*Records supplied*.
>>>
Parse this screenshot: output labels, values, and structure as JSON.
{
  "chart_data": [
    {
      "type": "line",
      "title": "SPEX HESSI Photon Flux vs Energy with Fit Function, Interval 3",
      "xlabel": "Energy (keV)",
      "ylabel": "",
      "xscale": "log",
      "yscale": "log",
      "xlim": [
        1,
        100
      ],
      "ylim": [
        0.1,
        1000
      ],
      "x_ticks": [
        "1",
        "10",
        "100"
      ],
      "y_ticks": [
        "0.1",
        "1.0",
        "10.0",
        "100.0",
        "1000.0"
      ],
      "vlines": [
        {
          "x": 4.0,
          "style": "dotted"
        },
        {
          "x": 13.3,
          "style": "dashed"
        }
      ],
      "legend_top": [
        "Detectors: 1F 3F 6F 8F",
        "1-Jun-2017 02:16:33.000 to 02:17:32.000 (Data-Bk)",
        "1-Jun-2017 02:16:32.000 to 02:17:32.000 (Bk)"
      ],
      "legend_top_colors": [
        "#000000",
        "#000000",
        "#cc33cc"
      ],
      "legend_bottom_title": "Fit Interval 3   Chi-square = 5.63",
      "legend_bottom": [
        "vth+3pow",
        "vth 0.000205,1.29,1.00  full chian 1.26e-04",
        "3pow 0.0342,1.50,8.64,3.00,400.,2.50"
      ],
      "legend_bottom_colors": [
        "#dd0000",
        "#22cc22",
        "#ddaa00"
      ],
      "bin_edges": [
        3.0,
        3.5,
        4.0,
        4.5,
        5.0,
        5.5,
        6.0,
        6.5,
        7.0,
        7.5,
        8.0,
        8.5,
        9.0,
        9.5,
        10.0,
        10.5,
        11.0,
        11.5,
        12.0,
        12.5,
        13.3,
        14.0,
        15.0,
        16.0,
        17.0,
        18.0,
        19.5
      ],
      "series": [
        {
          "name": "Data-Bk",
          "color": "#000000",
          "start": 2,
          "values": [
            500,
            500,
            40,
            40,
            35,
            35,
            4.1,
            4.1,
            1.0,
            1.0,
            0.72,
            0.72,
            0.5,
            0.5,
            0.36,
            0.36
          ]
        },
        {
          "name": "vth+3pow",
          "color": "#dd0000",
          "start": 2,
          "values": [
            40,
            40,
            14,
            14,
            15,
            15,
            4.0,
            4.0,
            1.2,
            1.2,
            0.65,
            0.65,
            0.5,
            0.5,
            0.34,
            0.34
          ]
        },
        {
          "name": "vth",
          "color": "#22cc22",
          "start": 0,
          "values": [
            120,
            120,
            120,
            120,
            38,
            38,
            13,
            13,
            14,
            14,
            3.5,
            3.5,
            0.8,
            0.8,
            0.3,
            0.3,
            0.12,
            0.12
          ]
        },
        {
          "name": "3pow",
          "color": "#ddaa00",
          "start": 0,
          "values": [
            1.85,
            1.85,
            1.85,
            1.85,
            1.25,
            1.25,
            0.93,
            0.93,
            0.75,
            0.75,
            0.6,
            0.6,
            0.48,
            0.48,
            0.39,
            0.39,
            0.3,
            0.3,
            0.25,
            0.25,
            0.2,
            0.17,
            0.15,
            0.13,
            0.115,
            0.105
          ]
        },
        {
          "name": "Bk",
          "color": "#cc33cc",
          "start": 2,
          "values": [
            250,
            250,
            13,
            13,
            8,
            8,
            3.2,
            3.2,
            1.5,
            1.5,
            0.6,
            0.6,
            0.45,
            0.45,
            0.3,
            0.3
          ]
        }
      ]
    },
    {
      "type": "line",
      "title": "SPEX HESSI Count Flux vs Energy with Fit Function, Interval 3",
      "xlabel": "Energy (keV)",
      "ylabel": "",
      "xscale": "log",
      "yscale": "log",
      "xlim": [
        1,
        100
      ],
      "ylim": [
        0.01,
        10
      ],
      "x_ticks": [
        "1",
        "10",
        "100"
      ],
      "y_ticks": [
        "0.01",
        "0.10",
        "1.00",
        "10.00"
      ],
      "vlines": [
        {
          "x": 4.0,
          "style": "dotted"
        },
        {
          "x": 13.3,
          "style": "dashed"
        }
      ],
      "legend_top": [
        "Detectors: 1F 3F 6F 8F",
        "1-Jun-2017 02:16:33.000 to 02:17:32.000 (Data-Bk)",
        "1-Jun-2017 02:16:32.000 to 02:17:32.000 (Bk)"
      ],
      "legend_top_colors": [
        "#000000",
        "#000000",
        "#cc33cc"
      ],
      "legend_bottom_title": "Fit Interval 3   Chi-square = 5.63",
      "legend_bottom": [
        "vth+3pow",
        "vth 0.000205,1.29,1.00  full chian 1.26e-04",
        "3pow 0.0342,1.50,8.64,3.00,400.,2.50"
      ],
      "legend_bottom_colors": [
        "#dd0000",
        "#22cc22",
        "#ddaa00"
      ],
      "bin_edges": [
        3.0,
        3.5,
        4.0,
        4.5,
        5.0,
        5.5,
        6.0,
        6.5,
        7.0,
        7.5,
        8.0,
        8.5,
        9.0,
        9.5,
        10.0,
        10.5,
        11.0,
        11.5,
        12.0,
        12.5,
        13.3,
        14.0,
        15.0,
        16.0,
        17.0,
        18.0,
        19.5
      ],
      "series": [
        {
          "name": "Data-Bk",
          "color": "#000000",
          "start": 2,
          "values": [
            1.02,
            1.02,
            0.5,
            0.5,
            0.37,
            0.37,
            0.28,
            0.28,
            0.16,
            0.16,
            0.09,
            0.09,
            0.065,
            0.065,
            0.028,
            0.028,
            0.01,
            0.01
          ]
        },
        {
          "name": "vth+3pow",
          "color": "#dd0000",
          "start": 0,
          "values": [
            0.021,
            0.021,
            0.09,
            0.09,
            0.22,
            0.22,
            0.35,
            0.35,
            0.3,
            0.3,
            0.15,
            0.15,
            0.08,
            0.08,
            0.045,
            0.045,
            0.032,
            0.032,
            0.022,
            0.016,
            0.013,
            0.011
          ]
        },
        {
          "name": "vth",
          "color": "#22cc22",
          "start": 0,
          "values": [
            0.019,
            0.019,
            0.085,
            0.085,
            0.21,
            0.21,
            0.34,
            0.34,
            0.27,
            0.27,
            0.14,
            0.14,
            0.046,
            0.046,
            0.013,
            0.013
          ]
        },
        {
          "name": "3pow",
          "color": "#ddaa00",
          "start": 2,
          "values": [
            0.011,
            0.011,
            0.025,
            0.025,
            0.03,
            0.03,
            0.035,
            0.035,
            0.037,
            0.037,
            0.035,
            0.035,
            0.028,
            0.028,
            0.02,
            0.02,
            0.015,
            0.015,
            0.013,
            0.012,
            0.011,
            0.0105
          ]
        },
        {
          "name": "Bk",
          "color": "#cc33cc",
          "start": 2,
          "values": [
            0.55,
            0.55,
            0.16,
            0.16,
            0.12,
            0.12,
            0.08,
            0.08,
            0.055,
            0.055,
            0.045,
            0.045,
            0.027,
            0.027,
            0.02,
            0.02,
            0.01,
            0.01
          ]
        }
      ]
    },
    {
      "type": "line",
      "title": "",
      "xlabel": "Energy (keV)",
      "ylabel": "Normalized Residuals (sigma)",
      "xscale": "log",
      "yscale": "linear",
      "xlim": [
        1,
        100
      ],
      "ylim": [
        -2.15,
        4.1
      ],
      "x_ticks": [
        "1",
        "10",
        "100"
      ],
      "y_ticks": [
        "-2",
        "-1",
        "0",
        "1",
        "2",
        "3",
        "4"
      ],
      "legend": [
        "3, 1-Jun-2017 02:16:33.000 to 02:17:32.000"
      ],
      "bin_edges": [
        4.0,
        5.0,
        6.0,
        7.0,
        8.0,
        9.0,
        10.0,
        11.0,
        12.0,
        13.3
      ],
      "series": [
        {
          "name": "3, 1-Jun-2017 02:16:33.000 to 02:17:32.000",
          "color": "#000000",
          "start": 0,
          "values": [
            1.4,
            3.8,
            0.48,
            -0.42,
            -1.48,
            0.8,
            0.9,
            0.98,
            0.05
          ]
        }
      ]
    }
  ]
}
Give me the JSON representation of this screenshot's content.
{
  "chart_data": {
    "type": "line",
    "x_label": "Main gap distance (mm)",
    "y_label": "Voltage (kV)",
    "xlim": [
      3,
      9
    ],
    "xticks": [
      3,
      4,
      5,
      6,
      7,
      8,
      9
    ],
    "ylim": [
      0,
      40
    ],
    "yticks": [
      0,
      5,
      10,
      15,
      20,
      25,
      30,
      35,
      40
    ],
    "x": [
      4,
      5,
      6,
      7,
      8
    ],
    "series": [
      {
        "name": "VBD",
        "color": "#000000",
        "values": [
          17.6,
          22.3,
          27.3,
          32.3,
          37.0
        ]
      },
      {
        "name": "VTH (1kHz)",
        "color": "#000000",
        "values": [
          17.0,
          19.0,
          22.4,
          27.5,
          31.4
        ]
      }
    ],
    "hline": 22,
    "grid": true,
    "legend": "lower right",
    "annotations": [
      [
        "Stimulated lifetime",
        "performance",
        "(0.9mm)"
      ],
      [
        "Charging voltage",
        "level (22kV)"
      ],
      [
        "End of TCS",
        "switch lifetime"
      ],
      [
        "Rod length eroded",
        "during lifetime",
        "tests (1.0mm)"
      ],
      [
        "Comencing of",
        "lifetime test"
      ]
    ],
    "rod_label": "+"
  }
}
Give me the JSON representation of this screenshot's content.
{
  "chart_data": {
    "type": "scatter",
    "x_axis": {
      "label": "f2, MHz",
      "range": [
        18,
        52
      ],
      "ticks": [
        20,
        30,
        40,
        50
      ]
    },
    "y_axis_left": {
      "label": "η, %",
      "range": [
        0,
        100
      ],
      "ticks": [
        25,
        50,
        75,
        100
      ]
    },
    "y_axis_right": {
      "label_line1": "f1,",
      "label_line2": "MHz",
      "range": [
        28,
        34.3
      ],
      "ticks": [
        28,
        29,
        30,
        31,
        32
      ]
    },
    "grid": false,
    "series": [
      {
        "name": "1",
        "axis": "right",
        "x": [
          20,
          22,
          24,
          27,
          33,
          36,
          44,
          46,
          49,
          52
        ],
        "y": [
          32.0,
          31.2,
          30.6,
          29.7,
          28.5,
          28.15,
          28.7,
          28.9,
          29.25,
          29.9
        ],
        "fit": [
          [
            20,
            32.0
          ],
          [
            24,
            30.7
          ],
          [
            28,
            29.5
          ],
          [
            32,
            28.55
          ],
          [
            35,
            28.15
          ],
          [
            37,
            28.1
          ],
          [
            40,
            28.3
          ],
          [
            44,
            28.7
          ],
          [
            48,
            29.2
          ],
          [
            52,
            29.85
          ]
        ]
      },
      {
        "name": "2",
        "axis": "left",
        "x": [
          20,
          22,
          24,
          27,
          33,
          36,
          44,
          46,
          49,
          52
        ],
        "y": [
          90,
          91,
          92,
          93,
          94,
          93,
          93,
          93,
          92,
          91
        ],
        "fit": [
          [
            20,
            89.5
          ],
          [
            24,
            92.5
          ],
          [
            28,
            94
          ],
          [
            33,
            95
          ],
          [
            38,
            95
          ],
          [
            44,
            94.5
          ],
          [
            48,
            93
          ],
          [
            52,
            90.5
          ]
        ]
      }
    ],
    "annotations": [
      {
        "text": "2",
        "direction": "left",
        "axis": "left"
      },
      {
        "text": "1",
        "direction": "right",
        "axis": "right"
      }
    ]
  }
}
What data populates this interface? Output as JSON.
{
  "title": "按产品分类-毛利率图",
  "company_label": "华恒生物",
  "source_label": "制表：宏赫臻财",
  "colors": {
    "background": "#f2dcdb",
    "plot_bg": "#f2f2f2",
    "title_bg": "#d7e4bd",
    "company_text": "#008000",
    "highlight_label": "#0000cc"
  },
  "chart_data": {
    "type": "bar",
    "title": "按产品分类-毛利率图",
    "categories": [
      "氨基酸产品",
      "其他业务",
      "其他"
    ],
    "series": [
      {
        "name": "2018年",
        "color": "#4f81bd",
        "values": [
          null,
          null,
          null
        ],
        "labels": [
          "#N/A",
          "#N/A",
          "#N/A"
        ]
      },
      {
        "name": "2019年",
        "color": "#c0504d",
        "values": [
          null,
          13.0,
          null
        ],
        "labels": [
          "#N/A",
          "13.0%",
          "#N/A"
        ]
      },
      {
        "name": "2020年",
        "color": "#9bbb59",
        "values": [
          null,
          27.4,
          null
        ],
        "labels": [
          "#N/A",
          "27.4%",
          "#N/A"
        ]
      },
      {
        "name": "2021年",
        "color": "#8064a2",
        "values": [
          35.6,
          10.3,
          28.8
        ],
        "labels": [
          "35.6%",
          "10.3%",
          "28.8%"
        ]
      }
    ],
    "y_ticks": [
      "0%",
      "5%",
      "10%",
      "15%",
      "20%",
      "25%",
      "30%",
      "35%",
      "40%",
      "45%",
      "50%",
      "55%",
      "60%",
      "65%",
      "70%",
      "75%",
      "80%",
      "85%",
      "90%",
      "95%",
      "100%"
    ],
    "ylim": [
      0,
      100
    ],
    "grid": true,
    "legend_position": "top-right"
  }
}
<<<
*Do this*. Copy out the lines that hold "Function".

*Result of the task*.
      "title": "SPEX HESSI Photon Flux vs Energy with Fit Function, Interval 3",
      "title": "SPEX HESSI Count Flux vs Energy with Fit Function, Interval 3",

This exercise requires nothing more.